■ Listing
★ ★ ★ ★ ★

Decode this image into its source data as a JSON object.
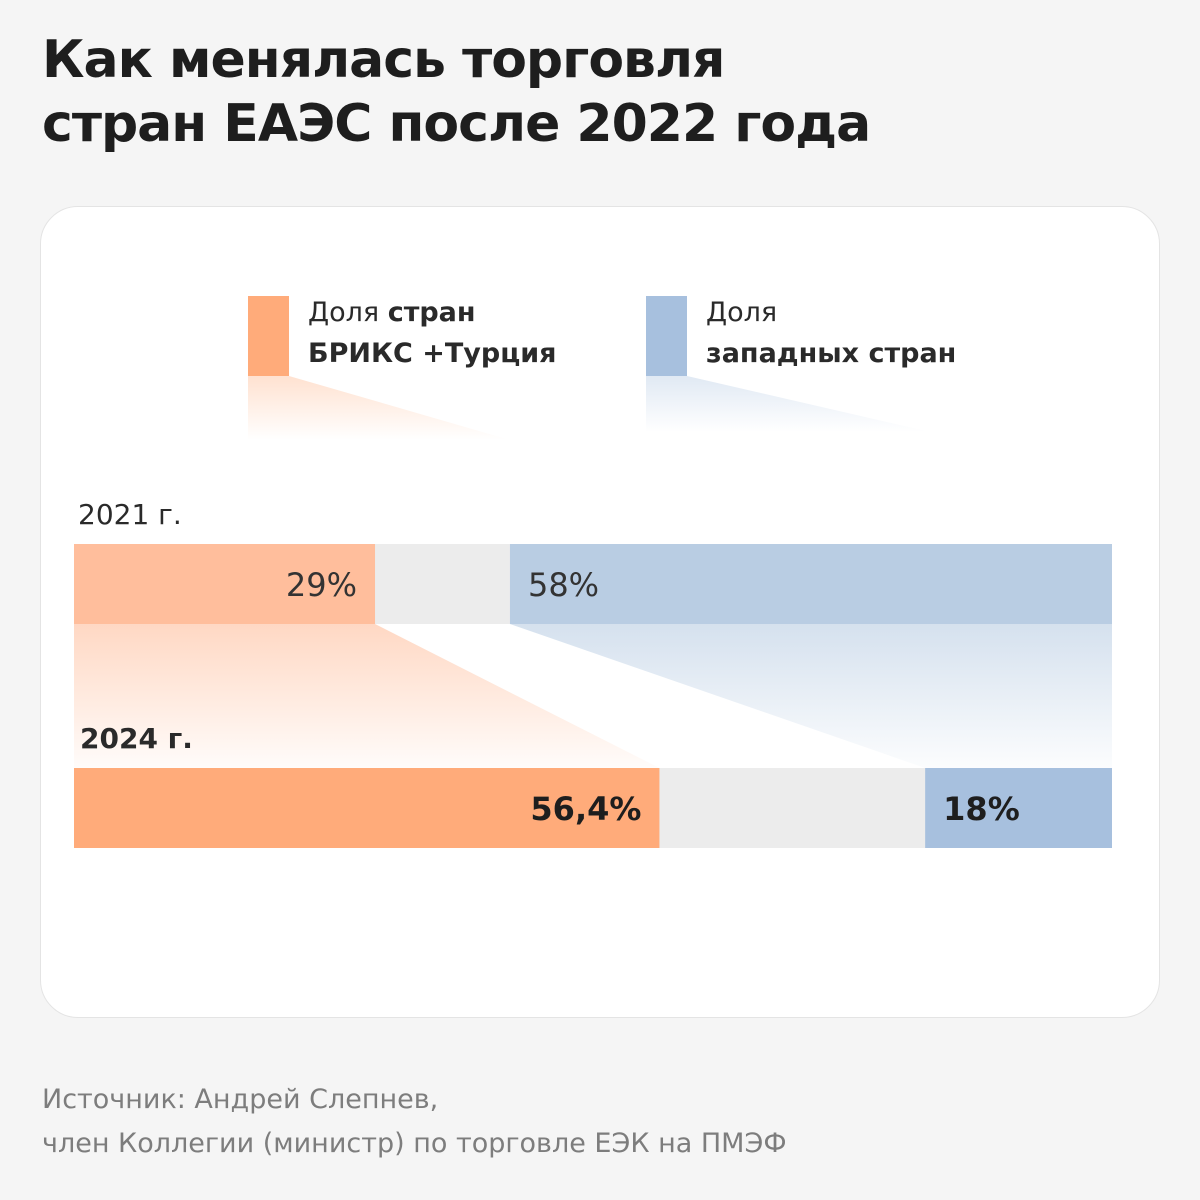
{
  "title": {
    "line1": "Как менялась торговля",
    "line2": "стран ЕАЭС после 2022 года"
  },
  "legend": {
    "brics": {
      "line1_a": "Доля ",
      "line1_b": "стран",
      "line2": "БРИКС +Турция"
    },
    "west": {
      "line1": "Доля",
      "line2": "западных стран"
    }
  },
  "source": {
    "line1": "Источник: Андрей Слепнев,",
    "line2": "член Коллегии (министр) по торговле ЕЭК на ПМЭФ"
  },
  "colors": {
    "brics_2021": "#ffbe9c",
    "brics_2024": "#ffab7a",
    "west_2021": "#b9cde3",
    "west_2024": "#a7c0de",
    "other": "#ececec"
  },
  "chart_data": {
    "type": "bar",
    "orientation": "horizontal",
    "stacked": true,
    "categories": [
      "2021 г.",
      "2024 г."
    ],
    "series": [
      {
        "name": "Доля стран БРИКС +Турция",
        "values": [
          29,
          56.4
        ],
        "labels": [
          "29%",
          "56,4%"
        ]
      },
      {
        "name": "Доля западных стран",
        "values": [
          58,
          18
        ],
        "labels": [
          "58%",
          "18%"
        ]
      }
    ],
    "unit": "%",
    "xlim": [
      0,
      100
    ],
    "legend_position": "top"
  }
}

★ ★ ★ ★ ★

■ Task description
Output the records above exactly as they are, leaving out the pictures.

■ Expected output
Decode this image into its source data as a JSON object.
{
  "title": {
    "line1": "Как менялась торговля",
    "line2": "стран ЕАЭС после 2022 года"
  },
  "legend": {
    "brics": {
      "line1_a": "Доля ",
      "line1_b": "стран",
      "line2": "БРИКС +Турция"
    },
    "west": {
      "line1": "Доля",
      "line2": "западных стран"
    }
  },
  "source": {
    "line1": "Источник: Андрей Слепнев,",
    "line2": "член Коллегии (министр) по торговле ЕЭК на ПМЭФ"
  },
  "colors": {
    "brics_2021": "#ffbe9c",
    "brics_2024": "#ffab7a",
    "west_2021": "#b9cde3",
    "west_2024": "#a7c0de",
    "other": "#ececec"
  },
  "chart_data": {
    "type": "bar",
    "orientation": "horizontal",
    "stacked": true,
    "categories": [
      "2021 г.",
      "2024 г."
    ],
    "series": [
      {
        "name": "Доля стран БРИКС +Турция",
        "values": [
          29,
          56.4
        ],
        "labels": [
          "29%",
          "56,4%"
        ]
      },
      {
        "name": "Доля западных стран",
        "values": [
          58,
          18
        ],
        "labels": [
          "58%",
          "18%"
        ]
      }
    ],
    "unit": "%",
    "xlim": [
      0,
      100
    ],
    "legend_position": "top"
  }
}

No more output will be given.